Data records
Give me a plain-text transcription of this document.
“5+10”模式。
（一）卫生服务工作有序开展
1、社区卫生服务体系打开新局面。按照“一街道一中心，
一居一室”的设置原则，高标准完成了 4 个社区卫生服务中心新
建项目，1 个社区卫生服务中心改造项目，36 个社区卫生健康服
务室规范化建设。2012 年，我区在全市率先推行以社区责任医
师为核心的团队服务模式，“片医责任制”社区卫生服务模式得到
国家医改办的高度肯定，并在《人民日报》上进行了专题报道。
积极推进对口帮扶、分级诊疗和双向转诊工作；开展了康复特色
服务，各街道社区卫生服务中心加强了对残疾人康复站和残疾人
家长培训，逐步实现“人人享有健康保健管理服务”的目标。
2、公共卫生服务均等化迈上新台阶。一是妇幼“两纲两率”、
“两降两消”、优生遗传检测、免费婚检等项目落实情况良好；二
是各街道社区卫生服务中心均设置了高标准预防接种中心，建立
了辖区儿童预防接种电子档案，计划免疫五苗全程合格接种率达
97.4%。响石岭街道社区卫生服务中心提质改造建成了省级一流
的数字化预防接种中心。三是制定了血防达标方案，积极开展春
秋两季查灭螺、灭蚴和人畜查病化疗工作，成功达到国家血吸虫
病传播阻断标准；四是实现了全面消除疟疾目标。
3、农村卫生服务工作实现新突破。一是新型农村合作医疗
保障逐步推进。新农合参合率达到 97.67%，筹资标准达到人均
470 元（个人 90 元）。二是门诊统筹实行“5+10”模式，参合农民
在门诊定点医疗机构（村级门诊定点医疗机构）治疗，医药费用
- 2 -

• **Brief**
Type out all of the material again, word for word.

• **The answer**
Give me a plain-text transcription of this document.
“5+10”模式。
（一）卫生服务工作有序开展
1、社区卫生服务体系打开新局面。按照“一街道一中心，
一居一室”的设置原则，高标准完成了 4 个社区卫生服务中心新
建项目，1 个社区卫生服务中心改造项目，36 个社区卫生健康服
务室规范化建设。2012 年，我区在全市率先推行以社区责任医
师为核心的团队服务模式，“片医责任制”社区卫生服务模式得到
国家医改办的高度肯定，并在《人民日报》上进行了专题报道。
积极推进对口帮扶、分级诊疗和双向转诊工作；开展了康复特色
服务，各街道社区卫生服务中心加强了对残疾人康复站和残疾人
家长培训，逐步实现“人人享有健康保健管理服务”的目标。
2、公共卫生服务均等化迈上新台阶。一是妇幼“两纲两率”、
“两降两消”、优生遗传检测、免费婚检等项目落实情况良好；二
是各街道社区卫生服务中心均设置了高标准预防接种中心，建立
了辖区儿童预防接种电子档案，计划免疫五苗全程合格接种率达
97.4%。响石岭街道社区卫生服务中心提质改造建成了省级一流
的数字化预防接种中心。三是制定了血防达标方案，积极开展春
秋两季查灭螺、灭蚴和人畜查病化疗工作，成功达到国家血吸虫
病传播阻断标准；四是实现了全面消除疟疾目标。
3、农村卫生服务工作实现新突破。一是新型农村合作医疗
保障逐步推进。新农合参合率达到 97.67%，筹资标准达到人均
470 元（个人 90 元）。二是门诊统筹实行“5+10”模式，参合农民
在门诊定点医疗机构（村级门诊定点医疗机构）治疗，医药费用
- 2 -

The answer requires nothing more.